Record list:
-*-*-
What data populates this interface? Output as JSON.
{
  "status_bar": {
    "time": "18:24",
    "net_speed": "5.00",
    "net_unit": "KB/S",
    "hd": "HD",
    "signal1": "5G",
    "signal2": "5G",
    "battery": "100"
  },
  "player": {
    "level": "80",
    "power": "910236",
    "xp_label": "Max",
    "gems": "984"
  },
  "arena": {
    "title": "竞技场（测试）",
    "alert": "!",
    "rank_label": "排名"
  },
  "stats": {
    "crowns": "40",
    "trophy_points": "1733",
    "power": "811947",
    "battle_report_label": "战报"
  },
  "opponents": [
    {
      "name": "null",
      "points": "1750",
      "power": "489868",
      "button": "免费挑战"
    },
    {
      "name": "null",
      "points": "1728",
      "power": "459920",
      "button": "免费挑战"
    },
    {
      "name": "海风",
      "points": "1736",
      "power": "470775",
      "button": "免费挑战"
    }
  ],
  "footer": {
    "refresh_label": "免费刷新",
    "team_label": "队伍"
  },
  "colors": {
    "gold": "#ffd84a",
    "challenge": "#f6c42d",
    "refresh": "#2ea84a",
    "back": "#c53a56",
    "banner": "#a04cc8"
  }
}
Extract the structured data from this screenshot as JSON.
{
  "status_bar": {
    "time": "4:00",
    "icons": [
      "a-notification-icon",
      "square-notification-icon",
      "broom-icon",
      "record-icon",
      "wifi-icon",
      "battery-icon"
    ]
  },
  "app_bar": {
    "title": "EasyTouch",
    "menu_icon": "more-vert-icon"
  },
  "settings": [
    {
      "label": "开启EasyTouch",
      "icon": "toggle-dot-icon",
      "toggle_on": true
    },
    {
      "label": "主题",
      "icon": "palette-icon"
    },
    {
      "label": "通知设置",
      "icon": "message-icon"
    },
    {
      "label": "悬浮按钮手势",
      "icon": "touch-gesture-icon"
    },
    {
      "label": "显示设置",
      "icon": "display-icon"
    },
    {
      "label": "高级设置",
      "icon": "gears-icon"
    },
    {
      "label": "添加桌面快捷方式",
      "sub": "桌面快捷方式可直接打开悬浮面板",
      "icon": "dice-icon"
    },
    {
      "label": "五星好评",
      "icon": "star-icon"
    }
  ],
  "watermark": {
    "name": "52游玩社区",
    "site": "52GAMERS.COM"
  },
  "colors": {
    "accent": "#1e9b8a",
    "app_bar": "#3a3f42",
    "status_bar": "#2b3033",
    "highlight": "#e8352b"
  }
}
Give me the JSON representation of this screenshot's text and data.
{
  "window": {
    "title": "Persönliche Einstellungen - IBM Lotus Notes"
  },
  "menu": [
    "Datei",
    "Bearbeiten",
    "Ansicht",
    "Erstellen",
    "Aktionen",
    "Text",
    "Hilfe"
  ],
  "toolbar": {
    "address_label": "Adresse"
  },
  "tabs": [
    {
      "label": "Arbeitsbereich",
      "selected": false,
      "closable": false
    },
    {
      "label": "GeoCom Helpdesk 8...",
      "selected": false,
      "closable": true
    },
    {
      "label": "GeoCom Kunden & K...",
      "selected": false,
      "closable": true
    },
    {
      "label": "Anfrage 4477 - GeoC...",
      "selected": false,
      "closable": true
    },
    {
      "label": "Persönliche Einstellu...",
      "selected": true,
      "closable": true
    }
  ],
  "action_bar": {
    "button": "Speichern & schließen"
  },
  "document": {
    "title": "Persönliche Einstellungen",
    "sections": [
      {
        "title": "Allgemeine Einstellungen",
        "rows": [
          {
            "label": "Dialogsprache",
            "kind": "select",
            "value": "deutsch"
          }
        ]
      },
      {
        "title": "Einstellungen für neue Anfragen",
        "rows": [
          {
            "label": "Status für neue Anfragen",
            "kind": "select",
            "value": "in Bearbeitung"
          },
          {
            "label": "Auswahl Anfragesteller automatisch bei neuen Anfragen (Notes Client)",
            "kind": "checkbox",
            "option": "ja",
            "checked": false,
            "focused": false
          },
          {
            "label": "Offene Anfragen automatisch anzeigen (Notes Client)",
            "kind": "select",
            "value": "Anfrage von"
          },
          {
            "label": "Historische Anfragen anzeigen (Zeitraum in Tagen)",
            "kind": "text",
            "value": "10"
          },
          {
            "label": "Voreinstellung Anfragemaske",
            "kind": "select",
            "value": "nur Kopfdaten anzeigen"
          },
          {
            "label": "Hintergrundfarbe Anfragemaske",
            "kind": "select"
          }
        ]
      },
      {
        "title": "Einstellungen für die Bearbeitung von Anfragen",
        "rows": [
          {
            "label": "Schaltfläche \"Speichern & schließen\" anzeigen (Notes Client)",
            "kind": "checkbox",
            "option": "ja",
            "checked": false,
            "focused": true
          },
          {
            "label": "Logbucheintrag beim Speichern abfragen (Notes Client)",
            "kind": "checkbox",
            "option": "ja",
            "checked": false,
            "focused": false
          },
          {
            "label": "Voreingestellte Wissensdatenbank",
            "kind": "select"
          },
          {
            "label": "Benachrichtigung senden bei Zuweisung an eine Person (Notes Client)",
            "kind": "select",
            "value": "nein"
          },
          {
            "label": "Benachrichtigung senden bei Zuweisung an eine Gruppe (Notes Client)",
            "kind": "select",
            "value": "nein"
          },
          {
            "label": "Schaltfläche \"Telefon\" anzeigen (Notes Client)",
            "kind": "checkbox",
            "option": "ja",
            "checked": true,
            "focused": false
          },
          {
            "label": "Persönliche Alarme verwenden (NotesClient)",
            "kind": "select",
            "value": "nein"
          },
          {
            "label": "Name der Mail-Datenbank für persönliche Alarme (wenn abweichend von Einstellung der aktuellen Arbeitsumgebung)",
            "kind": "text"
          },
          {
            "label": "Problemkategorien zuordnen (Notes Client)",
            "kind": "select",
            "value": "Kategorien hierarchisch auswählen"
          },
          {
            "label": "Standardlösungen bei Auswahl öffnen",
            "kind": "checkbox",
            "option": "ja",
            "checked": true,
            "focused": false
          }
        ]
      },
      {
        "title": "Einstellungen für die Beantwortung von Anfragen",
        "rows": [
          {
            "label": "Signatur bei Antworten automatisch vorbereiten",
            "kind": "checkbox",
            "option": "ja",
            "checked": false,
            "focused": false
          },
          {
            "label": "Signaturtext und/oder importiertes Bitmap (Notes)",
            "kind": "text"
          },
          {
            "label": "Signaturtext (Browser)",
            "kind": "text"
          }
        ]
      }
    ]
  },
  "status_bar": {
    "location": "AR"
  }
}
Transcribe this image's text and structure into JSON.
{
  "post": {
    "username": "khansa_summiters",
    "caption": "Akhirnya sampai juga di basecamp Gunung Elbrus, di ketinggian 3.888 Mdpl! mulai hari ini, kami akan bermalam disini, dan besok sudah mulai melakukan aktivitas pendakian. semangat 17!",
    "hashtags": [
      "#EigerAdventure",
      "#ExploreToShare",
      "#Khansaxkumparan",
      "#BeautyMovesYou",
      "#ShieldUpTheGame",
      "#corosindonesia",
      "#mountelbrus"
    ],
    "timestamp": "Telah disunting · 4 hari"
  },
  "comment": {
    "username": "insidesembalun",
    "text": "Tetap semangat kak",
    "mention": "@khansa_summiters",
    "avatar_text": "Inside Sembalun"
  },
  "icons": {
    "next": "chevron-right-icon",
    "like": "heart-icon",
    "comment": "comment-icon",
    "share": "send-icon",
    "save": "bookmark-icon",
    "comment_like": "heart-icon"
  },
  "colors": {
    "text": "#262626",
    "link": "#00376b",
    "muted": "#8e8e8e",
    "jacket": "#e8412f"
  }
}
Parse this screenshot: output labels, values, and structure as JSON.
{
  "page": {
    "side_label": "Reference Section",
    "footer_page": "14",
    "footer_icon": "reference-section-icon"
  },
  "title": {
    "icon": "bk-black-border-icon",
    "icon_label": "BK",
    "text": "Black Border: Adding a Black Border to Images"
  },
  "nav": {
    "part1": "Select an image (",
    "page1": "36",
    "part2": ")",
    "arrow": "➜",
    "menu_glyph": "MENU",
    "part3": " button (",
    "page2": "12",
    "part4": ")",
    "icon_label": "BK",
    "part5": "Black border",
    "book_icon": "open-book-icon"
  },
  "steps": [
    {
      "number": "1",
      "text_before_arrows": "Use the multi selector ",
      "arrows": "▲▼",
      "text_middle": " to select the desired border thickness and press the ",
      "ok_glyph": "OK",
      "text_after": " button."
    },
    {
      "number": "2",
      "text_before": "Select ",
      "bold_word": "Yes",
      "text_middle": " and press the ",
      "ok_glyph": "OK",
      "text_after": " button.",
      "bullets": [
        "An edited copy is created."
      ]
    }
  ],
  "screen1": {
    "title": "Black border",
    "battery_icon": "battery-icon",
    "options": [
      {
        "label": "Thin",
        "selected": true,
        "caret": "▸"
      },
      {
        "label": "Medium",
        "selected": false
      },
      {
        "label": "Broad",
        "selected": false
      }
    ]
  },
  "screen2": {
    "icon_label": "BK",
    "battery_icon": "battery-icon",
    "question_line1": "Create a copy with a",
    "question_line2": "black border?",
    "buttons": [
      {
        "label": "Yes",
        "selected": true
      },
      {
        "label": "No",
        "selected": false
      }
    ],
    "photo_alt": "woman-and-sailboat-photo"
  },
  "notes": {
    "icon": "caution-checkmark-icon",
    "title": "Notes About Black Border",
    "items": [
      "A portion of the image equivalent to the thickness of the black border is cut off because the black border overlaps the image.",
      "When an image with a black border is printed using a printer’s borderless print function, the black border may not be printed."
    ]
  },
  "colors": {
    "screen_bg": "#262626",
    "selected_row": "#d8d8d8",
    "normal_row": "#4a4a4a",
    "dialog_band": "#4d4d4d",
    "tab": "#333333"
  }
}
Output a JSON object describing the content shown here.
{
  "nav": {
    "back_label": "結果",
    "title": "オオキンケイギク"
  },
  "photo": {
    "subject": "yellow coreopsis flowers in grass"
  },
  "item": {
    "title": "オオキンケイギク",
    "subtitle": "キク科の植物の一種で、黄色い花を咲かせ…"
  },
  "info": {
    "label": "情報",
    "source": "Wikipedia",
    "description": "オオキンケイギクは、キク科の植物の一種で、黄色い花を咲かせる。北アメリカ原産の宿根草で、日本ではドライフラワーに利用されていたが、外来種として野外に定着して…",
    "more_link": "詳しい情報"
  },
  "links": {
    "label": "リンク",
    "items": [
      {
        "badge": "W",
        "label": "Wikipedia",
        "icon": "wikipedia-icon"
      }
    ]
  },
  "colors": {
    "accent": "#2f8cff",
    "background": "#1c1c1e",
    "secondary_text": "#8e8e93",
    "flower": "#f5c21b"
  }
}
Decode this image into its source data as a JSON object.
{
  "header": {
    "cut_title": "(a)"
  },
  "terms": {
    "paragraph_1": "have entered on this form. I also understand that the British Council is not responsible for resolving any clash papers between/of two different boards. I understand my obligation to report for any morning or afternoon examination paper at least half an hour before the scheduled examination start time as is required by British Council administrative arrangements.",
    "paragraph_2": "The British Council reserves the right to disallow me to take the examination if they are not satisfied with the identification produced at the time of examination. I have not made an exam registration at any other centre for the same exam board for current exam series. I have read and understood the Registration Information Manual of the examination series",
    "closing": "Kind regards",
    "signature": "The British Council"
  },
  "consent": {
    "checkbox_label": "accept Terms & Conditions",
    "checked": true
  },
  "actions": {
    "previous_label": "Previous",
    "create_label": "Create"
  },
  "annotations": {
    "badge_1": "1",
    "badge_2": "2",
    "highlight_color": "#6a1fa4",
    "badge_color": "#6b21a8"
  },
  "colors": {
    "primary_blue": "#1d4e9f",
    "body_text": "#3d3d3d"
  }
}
-*-*-
Written exercise: Where a line of the records above holds the word "screenshot", copy that line.

Result:
Extract the structured data from this screenshot as JSON.
Give me the JSON representation of this screenshot's text and data.
Parse this screenshot: output labels, values, and structure as JSON.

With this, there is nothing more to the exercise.